Stored data —

<<<<

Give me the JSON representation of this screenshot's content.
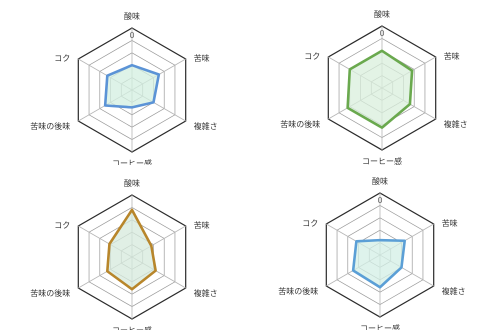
{
  "chart_data": [
    {
      "type": "radar",
      "axes": [
        "酸味",
        "苦味",
        "複雑さ",
        "コーヒー感",
        "苦味の後味",
        "コク"
      ],
      "range": [
        0,
        5
      ],
      "zero_label": "0",
      "series": [
        {
          "values": [
            2.0,
            2.5,
            2.0,
            1.4,
            2.5,
            2.3
          ],
          "color": "#5b93d6",
          "fill": "#d3efe0"
        }
      ]
    },
    {
      "type": "radar",
      "axes": [
        "酸味",
        "苦味",
        "複雑さ",
        "コーヒー感",
        "苦味の後味",
        "コク"
      ],
      "range": [
        0,
        5
      ],
      "zero_label": "0",
      "series": [
        {
          "values": [
            3.0,
            2.8,
            2.6,
            3.2,
            3.2,
            3.0
          ],
          "color": "#6aa94e",
          "fill": "#d9efdc"
        }
      ]
    },
    {
      "type": "radar",
      "axes": [
        "酸味",
        "苦味",
        "複雑さ",
        "コーヒー感",
        "苦味の後味",
        "コク"
      ],
      "range": [
        0,
        5
      ],
      "zero_label": "",
      "series": [
        {
          "values": [
            3.8,
            1.8,
            2.2,
            2.6,
            2.3,
            2.1
          ],
          "color": "#b8862b",
          "fill": "#d6eadc"
        }
      ]
    },
    {
      "type": "radar",
      "axes": [
        "酸味",
        "苦味",
        "複雑さ",
        "コーヒー感",
        "苦味の後味",
        "コク"
      ],
      "range": [
        0,
        5
      ],
      "zero_label": "0",
      "series": [
        {
          "values": [
            1.2,
            2.3,
            2.0,
            2.6,
            2.5,
            2.2
          ],
          "color": "#5b9fd6",
          "fill": "#d3efe6"
        }
      ]
    }
  ],
  "colors": {
    "grid": "#2b2b2b",
    "grid_inner": "#9a9a9a",
    "spoke": "#b5b5b5"
  }
}
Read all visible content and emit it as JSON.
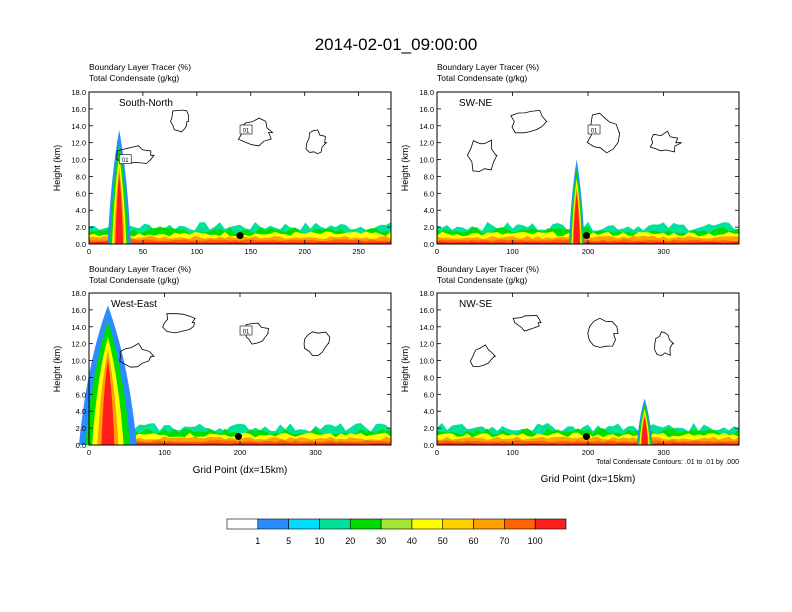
{
  "title": "2014-02-01_09:00:00",
  "chart_data": {
    "type": "heatmap",
    "title": "2014-02-01_09:00:00",
    "panel_header": {
      "line1": "Boundary Layer Tracer    (%)",
      "line2": "Total Condensate    (g/kg)"
    },
    "ylabel": "Height (km)",
    "xlabel": "Grid Point (dx=15km)",
    "y_ticks": [
      "0.0",
      "2.0",
      "4.0",
      "6.0",
      "8.0",
      "10.0",
      "12.0",
      "14.0",
      "16.0",
      "18.0"
    ],
    "ylim": [
      0,
      18
    ],
    "contour_note": "Total Condensate Contours: .01 to .01 by .000",
    "colorbar": {
      "levels": [
        "1",
        "5",
        "10",
        "20",
        "30",
        "40",
        "50",
        "60",
        "70",
        "100"
      ],
      "colors": [
        "#ffffff",
        "#2a8cff",
        "#00dcff",
        "#00e29a",
        "#00dc00",
        "#a0e632",
        "#ffff00",
        "#ffd200",
        "#ffa000",
        "#ff6400",
        "#ff1e1e"
      ]
    },
    "panels": [
      {
        "name": "South-North",
        "xlim": [
          0,
          280
        ],
        "x_ticks": [
          "0",
          "50",
          "100",
          "150",
          "200",
          "250"
        ],
        "contour_labels": [
          "01",
          "01"
        ],
        "plume_x": [
          22,
          34
        ],
        "plume_top_km": 13.5,
        "marker_x": 140,
        "marker_km": 1.0
      },
      {
        "name": "SW-NE",
        "xlim": [
          0,
          400
        ],
        "x_ticks": [
          "0",
          "100",
          "200",
          "300"
        ],
        "contour_labels": [
          "01"
        ],
        "plume_x": [
          180,
          190
        ],
        "plume_top_km": 10.0,
        "marker_x": 198,
        "marker_km": 1.0
      },
      {
        "name": "West-East",
        "xlim": [
          0,
          400
        ],
        "x_ticks": [
          "0",
          "100",
          "200",
          "300"
        ],
        "contour_labels": [
          "01"
        ],
        "plume_x": [
          0,
          50
        ],
        "plume_top_km": 16.5,
        "marker_x": 198,
        "marker_km": 1.0
      },
      {
        "name": "NW-SE",
        "xlim": [
          0,
          400
        ],
        "x_ticks": [
          "0",
          "100",
          "200",
          "300"
        ],
        "contour_labels": [],
        "plume_x": [
          270,
          280
        ],
        "plume_top_km": 5.5,
        "marker_x": 198,
        "marker_km": 1.0
      }
    ]
  }
}
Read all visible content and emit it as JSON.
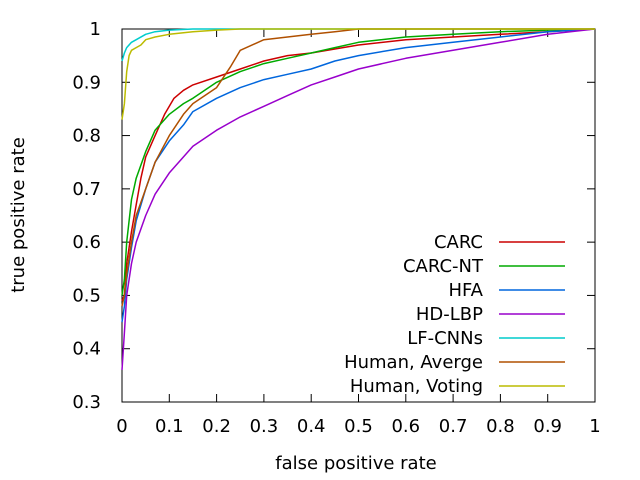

>>>>

Exercise requirements — Set each line of the records down exactly, leaving every picture out.

Output for this task —
Give me the JSON representation of this screenshot's content.
{
  "chart_data": [
    {
      "type": "radar",
      "axes": [
        "酸味",
        "苦味",
        "複雑さ",
        "コーヒー感",
        "苦味の後味",
        "コク"
      ],
      "range": [
        0,
        5
      ],
      "zero_label": "0",
      "series": [
        {
          "values": [
            2.0,
            2.5,
            2.0,
            1.4,
            2.5,
            2.3
          ],
          "color": "#5b93d6",
          "fill": "#d3efe0"
        }
      ]
    },
    {
      "type": "radar",
      "axes": [
        "酸味",
        "苦味",
        "複雑さ",
        "コーヒー感",
        "苦味の後味",
        "コク"
      ],
      "range": [
        0,
        5
      ],
      "zero_label": "0",
      "series": [
        {
          "values": [
            3.0,
            2.8,
            2.6,
            3.2,
            3.2,
            3.0
          ],
          "color": "#6aa94e",
          "fill": "#d9efdc"
        }
      ]
    },
    {
      "type": "radar",
      "axes": [
        "酸味",
        "苦味",
        "複雑さ",
        "コーヒー感",
        "苦味の後味",
        "コク"
      ],
      "range": [
        0,
        5
      ],
      "zero_label": "",
      "series": [
        {
          "values": [
            3.8,
            1.8,
            2.2,
            2.6,
            2.3,
            2.1
          ],
          "color": "#b8862b",
          "fill": "#d6eadc"
        }
      ]
    },
    {
      "type": "radar",
      "axes": [
        "酸味",
        "苦味",
        "複雑さ",
        "コーヒー感",
        "苦味の後味",
        "コク"
      ],
      "range": [
        0,
        5
      ],
      "zero_label": "0",
      "series": [
        {
          "values": [
            1.2,
            2.3,
            2.0,
            2.6,
            2.5,
            2.2
          ],
          "color": "#5b9fd6",
          "fill": "#d3efe6"
        }
      ]
    }
  ],
  "colors": {
    "grid": "#2b2b2b",
    "grid_inner": "#9a9a9a",
    "spoke": "#b5b5b5"
  }
}
Read all visible content and emit it as JSON.
{
  "title": "2014-02-01_09:00:00",
  "chart_data": {
    "type": "heatmap",
    "title": "2014-02-01_09:00:00",
    "panel_header": {
      "line1": "Boundary Layer Tracer    (%)",
      "line2": "Total Condensate    (g/kg)"
    },
    "ylabel": "Height (km)",
    "xlabel": "Grid Point (dx=15km)",
    "y_ticks": [
      "0.0",
      "2.0",
      "4.0",
      "6.0",
      "8.0",
      "10.0",
      "12.0",
      "14.0",
      "16.0",
      "18.0"
    ],
    "ylim": [
      0,
      18
    ],
    "contour_note": "Total Condensate Contours: .01 to .01 by .000",
    "colorbar": {
      "levels": [
        "1",
        "5",
        "10",
        "20",
        "30",
        "40",
        "50",
        "60",
        "70",
        "100"
      ],
      "colors": [
        "#ffffff",
        "#2a8cff",
        "#00dcff",
        "#00e29a",
        "#00dc00",
        "#a0e632",
        "#ffff00",
        "#ffd200",
        "#ffa000",
        "#ff6400",
        "#ff1e1e"
      ]
    },
    "panels": [
      {
        "name": "South-North",
        "xlim": [
          0,
          280
        ],
        "x_ticks": [
          "0",
          "50",
          "100",
          "150",
          "200",
          "250"
        ],
        "contour_labels": [
          "01",
          "01"
        ],
        "plume_x": [
          22,
          34
        ],
        "plume_top_km": 13.5,
        "marker_x": 140,
        "marker_km": 1.0
      },
      {
        "name": "SW-NE",
        "xlim": [
          0,
          400
        ],
        "x_ticks": [
          "0",
          "100",
          "200",
          "300"
        ],
        "contour_labels": [
          "01"
        ],
        "plume_x": [
          180,
          190
        ],
        "plume_top_km": 10.0,
        "marker_x": 198,
        "marker_km": 1.0
      },
      {
        "name": "West-East",
        "xlim": [
          0,
          400
        ],
        "x_ticks": [
          "0",
          "100",
          "200",
          "300"
        ],
        "contour_labels": [
          "01"
        ],
        "plume_x": [
          0,
          50
        ],
        "plume_top_km": 16.5,
        "marker_x": 198,
        "marker_km": 1.0
      },
      {
        "name": "NW-SE",
        "xlim": [
          0,
          400
        ],
        "x_ticks": [
          "0",
          "100",
          "200",
          "300"
        ],
        "contour_labels": [],
        "plume_x": [
          270,
          280
        ],
        "plume_top_km": 5.5,
        "marker_x": 198,
        "marker_km": 1.0
      }
    ]
  }
}
Read all visible content and emit it as JSON.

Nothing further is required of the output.